Skip the pictures. Transcribe the rest of the data below without changing a word.

# START OF INPUT FOR THIS TASK

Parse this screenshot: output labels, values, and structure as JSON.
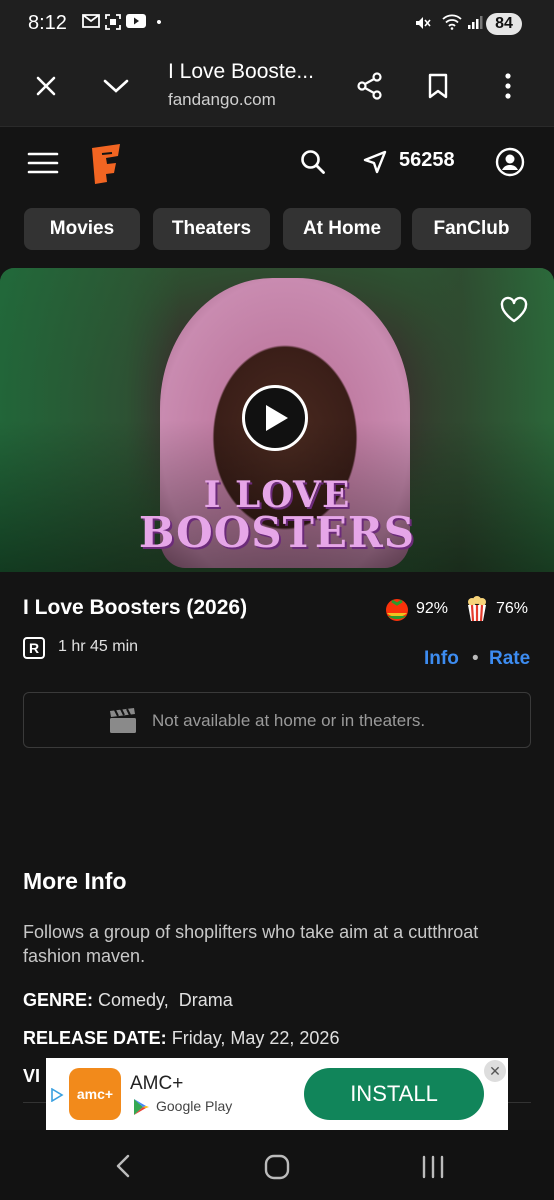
{
  "status_bar": {
    "time": "8:12",
    "battery": "84"
  },
  "browser": {
    "page_title": "I Love Booste...",
    "url": "fandango.com"
  },
  "header": {
    "zip_code": "56258"
  },
  "nav_tabs": [
    {
      "label": "Movies"
    },
    {
      "label": "Theaters"
    },
    {
      "label": "At Home"
    },
    {
      "label": "FanClub"
    }
  ],
  "hero": {
    "logo_line1": "I LOVE",
    "logo_line2": "BOOSTERS"
  },
  "movie": {
    "title": "I Love Boosters (2026)",
    "rating": "R",
    "runtime": "1 hr 45 min",
    "tomatometer": "92%",
    "audience_score": "76%",
    "info_link": "Info",
    "separator": "•",
    "rate_link": "Rate",
    "availability": "Not available at home or in theaters."
  },
  "more_info": {
    "heading": "More Info",
    "synopsis": "Follows a group of shoplifters who take aim at a cutthroat fashion maven.",
    "genre_label": "GENRE:",
    "genre_value": "Comedy,  Drama",
    "release_label": "RELEASE DATE:",
    "release_value": "Friday, May 22, 2026",
    "partial_label": "VI"
  },
  "ad": {
    "app_icon_text": "amc+",
    "app_name": "AMC+",
    "store": "Google Play",
    "install": "INSTALL",
    "close": "✕"
  },
  "colors": {
    "link": "#3d8cf0",
    "install": "#11855a",
    "brand": "#f26522"
  }
}
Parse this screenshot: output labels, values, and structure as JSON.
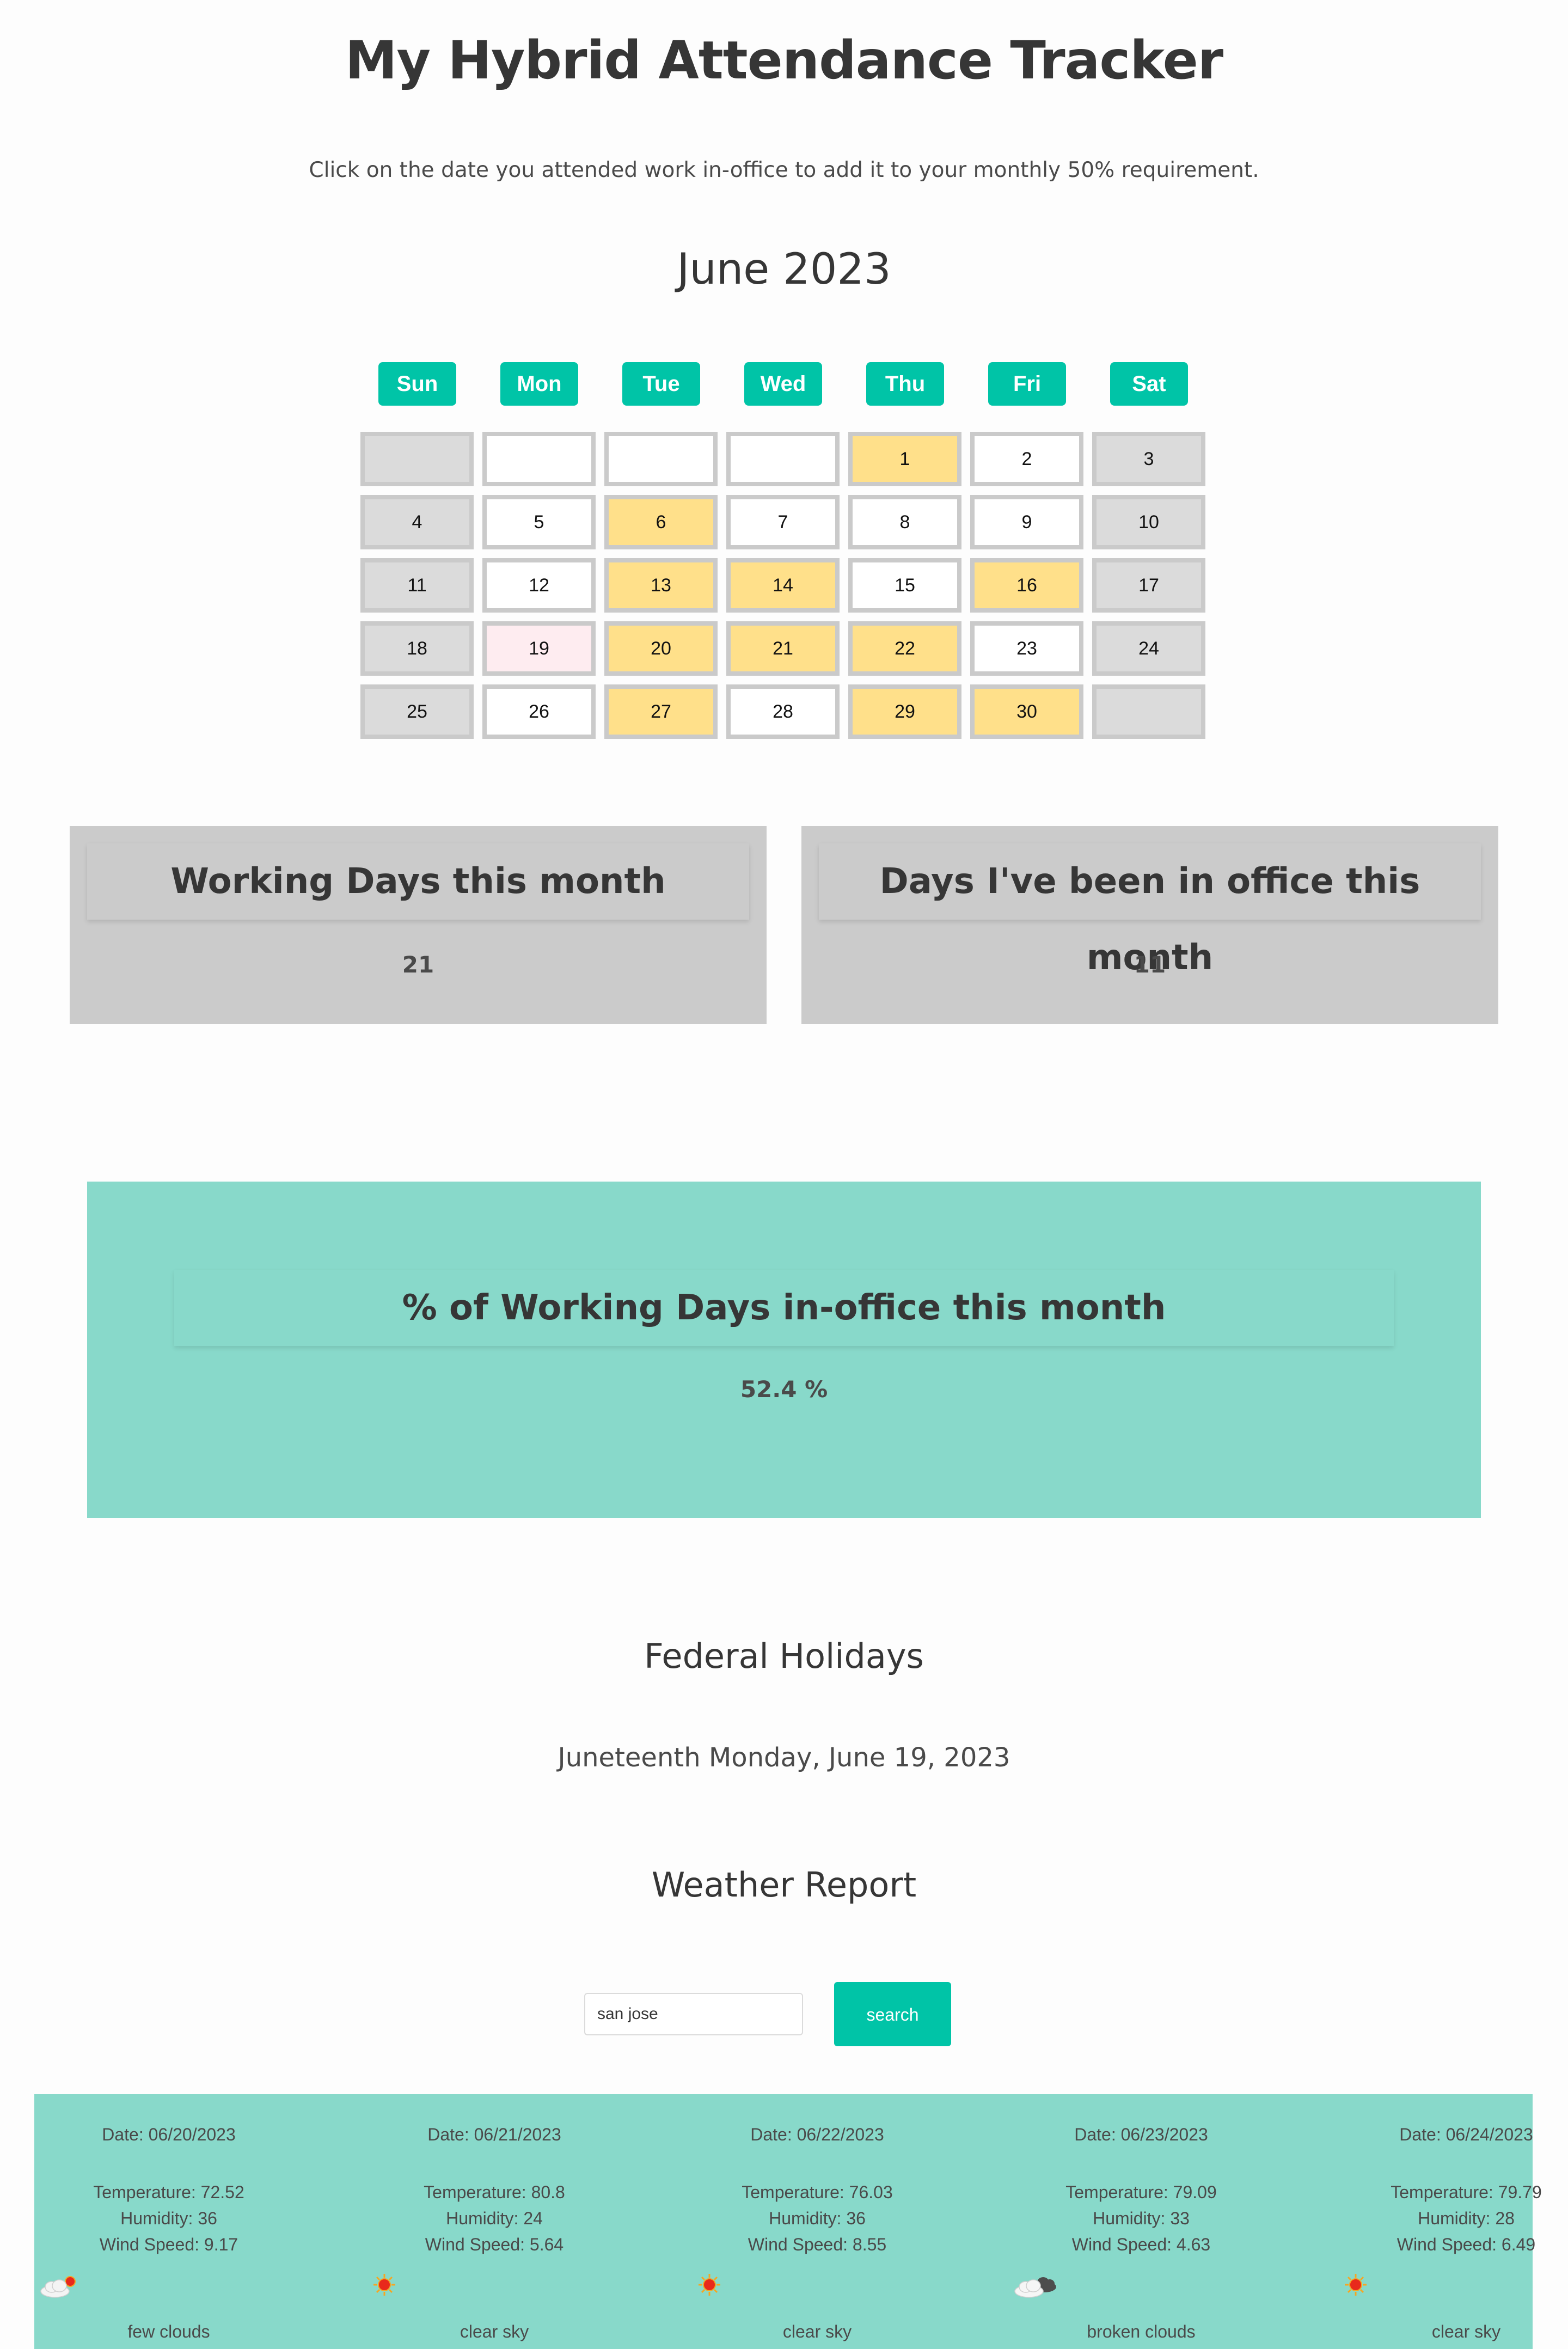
{
  "header": {
    "title": "My Hybrid Attendance Tracker",
    "subtitle": "Click on the date you attended work in-office to add it to your monthly 50% requirement."
  },
  "calendar": {
    "month_label": "June 2023",
    "weekdays": [
      "Sun",
      "Mon",
      "Tue",
      "Wed",
      "Thu",
      "Fri",
      "Sat"
    ],
    "rows": [
      [
        {
          "d": "",
          "s": "weekend"
        },
        {
          "d": "",
          "s": "empty"
        },
        {
          "d": "",
          "s": "empty"
        },
        {
          "d": "",
          "s": "empty"
        },
        {
          "d": "1",
          "s": "attended"
        },
        {
          "d": "2",
          "s": "workday"
        },
        {
          "d": "3",
          "s": "weekend"
        }
      ],
      [
        {
          "d": "4",
          "s": "weekend"
        },
        {
          "d": "5",
          "s": "workday"
        },
        {
          "d": "6",
          "s": "attended"
        },
        {
          "d": "7",
          "s": "workday"
        },
        {
          "d": "8",
          "s": "workday"
        },
        {
          "d": "9",
          "s": "workday"
        },
        {
          "d": "10",
          "s": "weekend"
        }
      ],
      [
        {
          "d": "11",
          "s": "weekend"
        },
        {
          "d": "12",
          "s": "workday"
        },
        {
          "d": "13",
          "s": "attended"
        },
        {
          "d": "14",
          "s": "attended"
        },
        {
          "d": "15",
          "s": "workday"
        },
        {
          "d": "16",
          "s": "attended"
        },
        {
          "d": "17",
          "s": "weekend"
        }
      ],
      [
        {
          "d": "18",
          "s": "weekend"
        },
        {
          "d": "19",
          "s": "holiday"
        },
        {
          "d": "20",
          "s": "attended"
        },
        {
          "d": "21",
          "s": "attended"
        },
        {
          "d": "22",
          "s": "attended"
        },
        {
          "d": "23",
          "s": "workday"
        },
        {
          "d": "24",
          "s": "weekend"
        }
      ],
      [
        {
          "d": "25",
          "s": "weekend"
        },
        {
          "d": "26",
          "s": "workday"
        },
        {
          "d": "27",
          "s": "attended"
        },
        {
          "d": "28",
          "s": "workday"
        },
        {
          "d": "29",
          "s": "attended"
        },
        {
          "d": "30",
          "s": "attended"
        },
        {
          "d": "",
          "s": "weekend"
        }
      ]
    ],
    "colors": {
      "weekday_header": "#00c4a7",
      "attended": "#ffe08a",
      "weekend": "#dbdbdb",
      "holiday": "#feecf0",
      "workday": "#ffffff"
    }
  },
  "stats": {
    "working_days_label": "Working Days this month",
    "working_days_value": "21",
    "office_days_label": "Days I've been in office this month",
    "office_days_value": "11",
    "percent_label": "% of Working Days in-office this month",
    "percent_value": "52.4 %"
  },
  "holidays": {
    "title": "Federal Holidays",
    "items": [
      "Juneteenth Monday, June 19, 2023"
    ]
  },
  "weather": {
    "title": "Weather Report",
    "search_value": "san jose",
    "search_button": "search",
    "forecast": [
      {
        "date": "Date: 06/20/2023",
        "temp": "Temperature: 72.52",
        "humidity": "Humidity: 36",
        "wind": "Wind Speed: 9.17",
        "icon": "few-clouds-icon",
        "desc": "few clouds"
      },
      {
        "date": "Date: 06/21/2023",
        "temp": "Temperature: 80.8",
        "humidity": "Humidity: 24",
        "wind": "Wind Speed: 5.64",
        "icon": "clear-sky-icon",
        "desc": "clear sky"
      },
      {
        "date": "Date: 06/22/2023",
        "temp": "Temperature: 76.03",
        "humidity": "Humidity: 36",
        "wind": "Wind Speed: 8.55",
        "icon": "clear-sky-icon",
        "desc": "clear sky"
      },
      {
        "date": "Date: 06/23/2023",
        "temp": "Temperature: 79.09",
        "humidity": "Humidity: 33",
        "wind": "Wind Speed: 4.63",
        "icon": "broken-clouds-icon",
        "desc": "broken clouds"
      },
      {
        "date": "Date: 06/24/2023",
        "temp": "Temperature: 79.79",
        "humidity": "Humidity: 28",
        "wind": "Wind Speed: 6.49",
        "icon": "clear-sky-icon",
        "desc": "clear sky"
      }
    ]
  }
}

# END OF INPUT FOR THIS TASK

EXPECTED ANSWER:
Parse this screenshot: output labels, values, and structure as JSON.
{
  "status_bar": {
    "time": "8:12",
    "battery": "84"
  },
  "browser": {
    "page_title": "I Love Booste...",
    "url": "fandango.com"
  },
  "header": {
    "zip_code": "56258"
  },
  "nav_tabs": [
    {
      "label": "Movies"
    },
    {
      "label": "Theaters"
    },
    {
      "label": "At Home"
    },
    {
      "label": "FanClub"
    }
  ],
  "hero": {
    "logo_line1": "I LOVE",
    "logo_line2": "BOOSTERS"
  },
  "movie": {
    "title": "I Love Boosters (2026)",
    "rating": "R",
    "runtime": "1 hr 45 min",
    "tomatometer": "92%",
    "audience_score": "76%",
    "info_link": "Info",
    "separator": "•",
    "rate_link": "Rate",
    "availability": "Not available at home or in theaters."
  },
  "more_info": {
    "heading": "More Info",
    "synopsis": "Follows a group of shoplifters who take aim at a cutthroat fashion maven.",
    "genre_label": "GENRE:",
    "genre_value": "Comedy,  Drama",
    "release_label": "RELEASE DATE:",
    "release_value": "Friday, May 22, 2026",
    "partial_label": "VI"
  },
  "ad": {
    "app_icon_text": "amc+",
    "app_name": "AMC+",
    "store": "Google Play",
    "install": "INSTALL",
    "close": "✕"
  },
  "colors": {
    "link": "#3d8cf0",
    "install": "#11855a",
    "brand": "#f26522"
  }
}
Parse this screenshot: output labels, values, and structure as JSON.
{
  "header": {
    "title": "My Hybrid Attendance Tracker",
    "subtitle": "Click on the date you attended work in-office to add it to your monthly 50% requirement."
  },
  "calendar": {
    "month_label": "June 2023",
    "weekdays": [
      "Sun",
      "Mon",
      "Tue",
      "Wed",
      "Thu",
      "Fri",
      "Sat"
    ],
    "rows": [
      [
        {
          "d": "",
          "s": "weekend"
        },
        {
          "d": "",
          "s": "empty"
        },
        {
          "d": "",
          "s": "empty"
        },
        {
          "d": "",
          "s": "empty"
        },
        {
          "d": "1",
          "s": "attended"
        },
        {
          "d": "2",
          "s": "workday"
        },
        {
          "d": "3",
          "s": "weekend"
        }
      ],
      [
        {
          "d": "4",
          "s": "weekend"
        },
        {
          "d": "5",
          "s": "workday"
        },
        {
          "d": "6",
          "s": "attended"
        },
        {
          "d": "7",
          "s": "workday"
        },
        {
          "d": "8",
          "s": "workday"
        },
        {
          "d": "9",
          "s": "workday"
        },
        {
          "d": "10",
          "s": "weekend"
        }
      ],
      [
        {
          "d": "11",
          "s": "weekend"
        },
        {
          "d": "12",
          "s": "workday"
        },
        {
          "d": "13",
          "s": "attended"
        },
        {
          "d": "14",
          "s": "attended"
        },
        {
          "d": "15",
          "s": "workday"
        },
        {
          "d": "16",
          "s": "attended"
        },
        {
          "d": "17",
          "s": "weekend"
        }
      ],
      [
        {
          "d": "18",
          "s": "weekend"
        },
        {
          "d": "19",
          "s": "holiday"
        },
        {
          "d": "20",
          "s": "attended"
        },
        {
          "d": "21",
          "s": "attended"
        },
        {
          "d": "22",
          "s": "attended"
        },
        {
          "d": "23",
          "s": "workday"
        },
        {
          "d": "24",
          "s": "weekend"
        }
      ],
      [
        {
          "d": "25",
          "s": "weekend"
        },
        {
          "d": "26",
          "s": "workday"
        },
        {
          "d": "27",
          "s": "attended"
        },
        {
          "d": "28",
          "s": "workday"
        },
        {
          "d": "29",
          "s": "attended"
        },
        {
          "d": "30",
          "s": "attended"
        },
        {
          "d": "",
          "s": "weekend"
        }
      ]
    ],
    "colors": {
      "weekday_header": "#00c4a7",
      "attended": "#ffe08a",
      "weekend": "#dbdbdb",
      "holiday": "#feecf0",
      "workday": "#ffffff"
    }
  },
  "stats": {
    "working_days_label": "Working Days this month",
    "working_days_value": "21",
    "office_days_label": "Days I've been in office this month",
    "office_days_value": "11",
    "percent_label": "% of Working Days in-office this month",
    "percent_value": "52.4 %"
  },
  "holidays": {
    "title": "Federal Holidays",
    "items": [
      "Juneteenth Monday, June 19, 2023"
    ]
  },
  "weather": {
    "title": "Weather Report",
    "search_value": "san jose",
    "search_button": "search",
    "forecast": [
      {
        "date": "Date: 06/20/2023",
        "temp": "Temperature: 72.52",
        "humidity": "Humidity: 36",
        "wind": "Wind Speed: 9.17",
        "icon": "few-clouds-icon",
        "desc": "few clouds"
      },
      {
        "date": "Date: 06/21/2023",
        "temp": "Temperature: 80.8",
        "humidity": "Humidity: 24",
        "wind": "Wind Speed: 5.64",
        "icon": "clear-sky-icon",
        "desc": "clear sky"
      },
      {
        "date": "Date: 06/22/2023",
        "temp": "Temperature: 76.03",
        "humidity": "Humidity: 36",
        "wind": "Wind Speed: 8.55",
        "icon": "clear-sky-icon",
        "desc": "clear sky"
      },
      {
        "date": "Date: 06/23/2023",
        "temp": "Temperature: 79.09",
        "humidity": "Humidity: 33",
        "wind": "Wind Speed: 4.63",
        "icon": "broken-clouds-icon",
        "desc": "broken clouds"
      },
      {
        "date": "Date: 06/24/2023",
        "temp": "Temperature: 79.79",
        "humidity": "Humidity: 28",
        "wind": "Wind Speed: 6.49",
        "icon": "clear-sky-icon",
        "desc": "clear sky"
      }
    ]
  }
}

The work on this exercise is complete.